* 作成内容:
以下に掲げるベトナムのTPP参加に関する記事について、末尾の文に続く部分を執筆してください。

* 提供テキスト:
□ □ □ □

TPPへの参加はベトナムに経済的・政治的利益をもたらす
2013年12月08日付 VietnamPlus 紙

 ベトナムが世界貿易機関(WTO)に加入したことは、国際経済への参入過程において、ひとつの重要な前進であったと言える。しかしながら、その過程で、綿密な準備をしなかったために、多くの企業が、ホームグラウンドであるベトナム国内で、外国企業に“敗北”してしまった。
 よって、自由貿易協定(その中には環太平洋パートナーシップ協定(TPP)も含まれる)の締結交渉に今後も参加し続け、さらなる国際経済への参入を推進しても、はたして得られるものがあるのかどうか、との懸念もある。これに対し、ブー・フイー・ホアン商工相が答えた。

 貿易の輸出入バランスはより均衡化する

 ベトナムのWTO加盟による成果に関し、ブー・フイー・ホアン商工相は、「ベトナムは2007年1月にWTOのメンバーになり、その後これまでの6年間で、評価すべき成果も、反省すべき限界もあった」と述べた。
 経済面での最も顕著な成果は輸出である。2007年以降これまでに、ベトナムの輸出は480億ドルから、2013年には1300億ドル(推定)にまで成長した。年平均20%の成長率である。
 輸出額の拡大とともに、ベトナムは輸入超過率もかなり早いペースで縮小している。2007年には対輸出額比30%だったのが、2013年にはわずか0.48%の見込みである。
 このように、輸出入のバランスはかなり均衡化した。そうした輸出入面での成果とともに、WTOとの公約を実現していく中で、外国直接投資(FDI)の誘致もまた、大きな成果を収めた。これはまさに、ビジネスの拡大、輸出入の増加、そして投資誘致が相互に補完し合った成果と言える。
 さらに、ホアン商工相によると、ベトナムは制度面において、WTOとの公約実現を通して、経済、ビジネス、その他の関連する活動のための法的枠組みを段階的に改善してきた。
 一方、反省すべき限界について、ホアン商工相は、WTOとの公約実現の過程で、ベトナムが事前に懸念していたいくつかの問題が明らかになってきたという。それは、少なからぬ企業、あるいは、少なからぬ分野の競争力がかなり劣っているという点、国際経済参入への適応がまだ低いレベルにとどまっているという点である。したがって、もし、国のレベル、企業側のレベル、製品自体のレベルにおいて、改善策が間に合わなければ、WTOに加盟した事によるネガティブなインパクトがベトナム経済全体に深刻に波及することになるであろう。
 TPP締結交渉への参加に関し、ホアン商工相は、WTO加盟後も国際経済への参入を進めるというベトナムの党・国家の主張を一貫して実現するものだと説明した。12カ国が参加するTPPは世界のGDPの40%、貿易の30%を占めるものだが、ベトナムはTPP以外にも、様々な自由貿易協定(FTA)を漸次交渉中だという。
 「TPPは、WTOとの公約よりも、質も内容も、より高いレベルのものが求められる協定の一つと言える。しかし、ベトナムが交渉に参加し、締結できたら、まずは、経済面で、特に輸出の拡大、外資誘致の増加が推進されるであろう」(ホアン商工相)

□ □ □ □

* 提供資料:

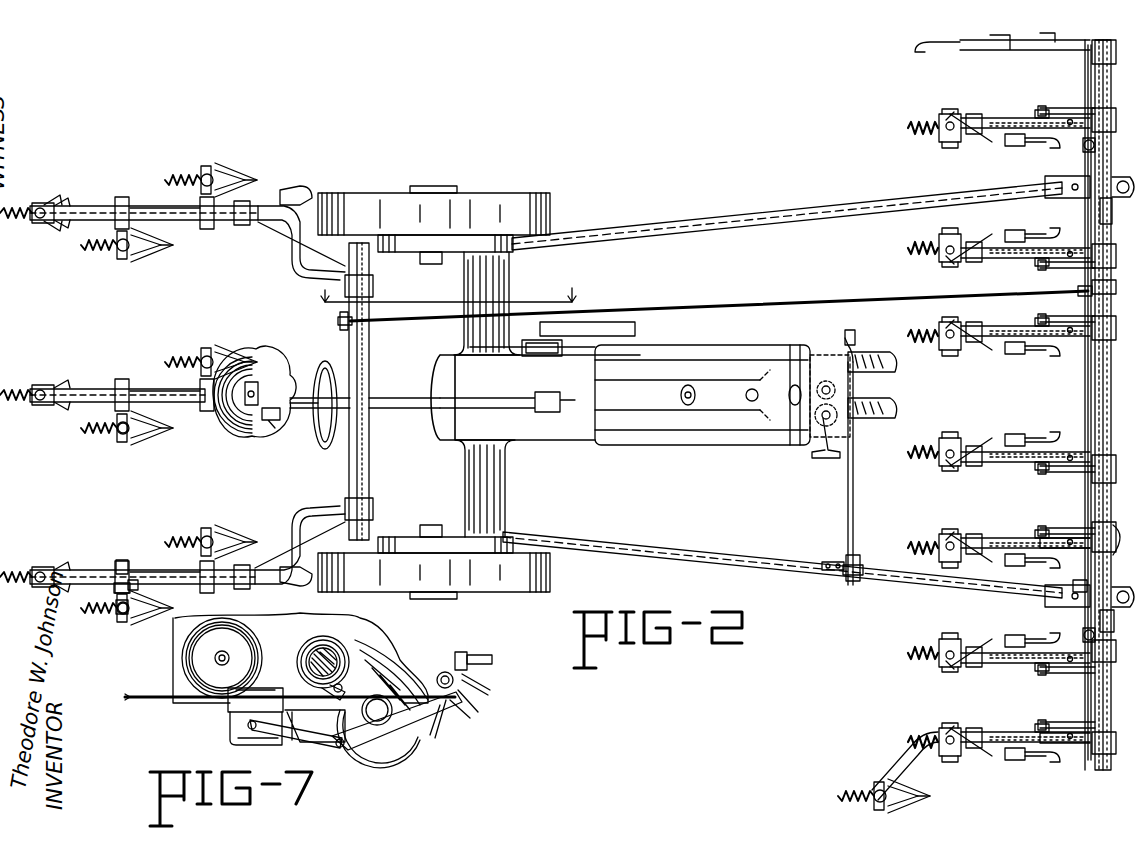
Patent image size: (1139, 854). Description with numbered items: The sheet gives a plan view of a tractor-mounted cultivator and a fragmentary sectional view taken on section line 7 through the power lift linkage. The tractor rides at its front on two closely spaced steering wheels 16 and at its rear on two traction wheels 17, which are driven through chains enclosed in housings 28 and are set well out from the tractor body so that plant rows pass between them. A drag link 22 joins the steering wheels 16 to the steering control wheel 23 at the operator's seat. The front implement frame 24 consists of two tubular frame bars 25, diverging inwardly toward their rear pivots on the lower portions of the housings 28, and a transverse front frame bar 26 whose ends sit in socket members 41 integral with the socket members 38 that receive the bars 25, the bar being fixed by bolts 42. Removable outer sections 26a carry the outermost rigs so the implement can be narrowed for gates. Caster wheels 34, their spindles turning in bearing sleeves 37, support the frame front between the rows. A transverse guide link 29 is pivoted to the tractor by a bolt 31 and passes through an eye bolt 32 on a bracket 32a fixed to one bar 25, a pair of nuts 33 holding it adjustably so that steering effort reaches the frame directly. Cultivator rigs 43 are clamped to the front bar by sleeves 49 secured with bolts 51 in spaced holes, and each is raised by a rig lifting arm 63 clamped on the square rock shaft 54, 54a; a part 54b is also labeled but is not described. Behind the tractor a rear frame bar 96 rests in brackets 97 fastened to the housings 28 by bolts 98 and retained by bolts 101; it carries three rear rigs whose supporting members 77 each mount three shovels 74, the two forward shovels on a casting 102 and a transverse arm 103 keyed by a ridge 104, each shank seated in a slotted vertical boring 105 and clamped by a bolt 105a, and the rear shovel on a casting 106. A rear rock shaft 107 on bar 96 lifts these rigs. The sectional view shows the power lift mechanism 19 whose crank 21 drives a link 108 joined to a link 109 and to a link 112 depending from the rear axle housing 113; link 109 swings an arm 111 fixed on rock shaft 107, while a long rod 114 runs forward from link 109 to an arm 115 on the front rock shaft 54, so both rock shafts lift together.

□ □ □ □

* 解答:
 さらに、TPPは、ベトナムにとって、特にアジア・太平洋地域を中心とした、世界や地域の再編、地域経済の連携の流れがもたらす様々な機会をとらえる絶好の場となるものと言える。そうした機会をうまくとらえられれば、ベトナム経済の構造改革や成長モデルの刷新は速やかに推進されることになるであろう。
 また、政治面に関し、ホアン商工相は、TPPへの参加は、世界と地域の国際政治においてベトナムの地位を高めることになると述べた。
 これらが、ベトナムのTPP参加の成果であり、参加による今後のポジティブな面である。しかし、その一方で、様々な影響を及ぼすであろうTPP参加の限界も否定できない。我々は、そうした限界を事前に把握し、手遅れにならないよう対処していかなければならず、特に企業の競争力の問題への対応は重要である。

 
 農業分野には周到な準備が必要

 ベトナムがTPPに参加した際、どの分野が最も損害を受けやすいのか。この点について、ホアン商工相は、「これまでにベトナムが交渉、締結してきた協定と同じように、ポジティブな面もあれば、ベトナム経済に影響を与えるネガティブな面も必ずある。これまでの例から言えば、最も損害を受けやすい分野は農業だ。現在、ベトナムの基幹産業はなお農業であり、その農産品の多くは小規模な生産にとどまり、生産効率も低く、先進技術の導入もまだ限定的であるため、生産コストがかさみ、東南アジアの主要経済国と比べても高くなっている。よって、市場の開放、輸入の拡大は、そうした農産品に少なからず影響を及ぼしかねない」と述べた。
さらに、「そうした影響を考慮し、ベトナムは、アメリカや他のTPP参加国との協議や交渉において、TPPは利益の面で平等であり、発展の度合いの差を考慮し、全ての参加国が利益を受けられるような協定でなければならないと要求してきた。即ち、ベトナムのような発展途上国に対しては、その国に合った公約実現のスケジュールが必要だと要求している。つまり、最終的にベトナムはTPPを締結する。しかし、関税の緩和や撤廃などは、協定の発効後直ちに実行するということではなく、ある程度の時間が必要だということだ」と述べた。
 一方、そうした制度的な時間の問題に加え、企業-特に農業や農産物加工輸出業の企業は、弱点を克服し、製品の競争力を高めていくための時間が必要である。
 ホアン商工相は、「そのため、政府の交渉団、商工省をはじめとするTPPの関係省庁は、企業への説明を頻繁に行っている。既に大手企業や、縫製協会や水産物協会などの業界団体への説明を行った」と述べた。
 そして、「企業への明解な説明や広報をより丁寧に行うことで、企業はTPPを理解し、そのメリット、デメリットを把握できる。それにより、ベトナムは必ずや、TPP参加に伴う課題を事前に把握でき、解決策を打ち出すことできるであろう」と確認した。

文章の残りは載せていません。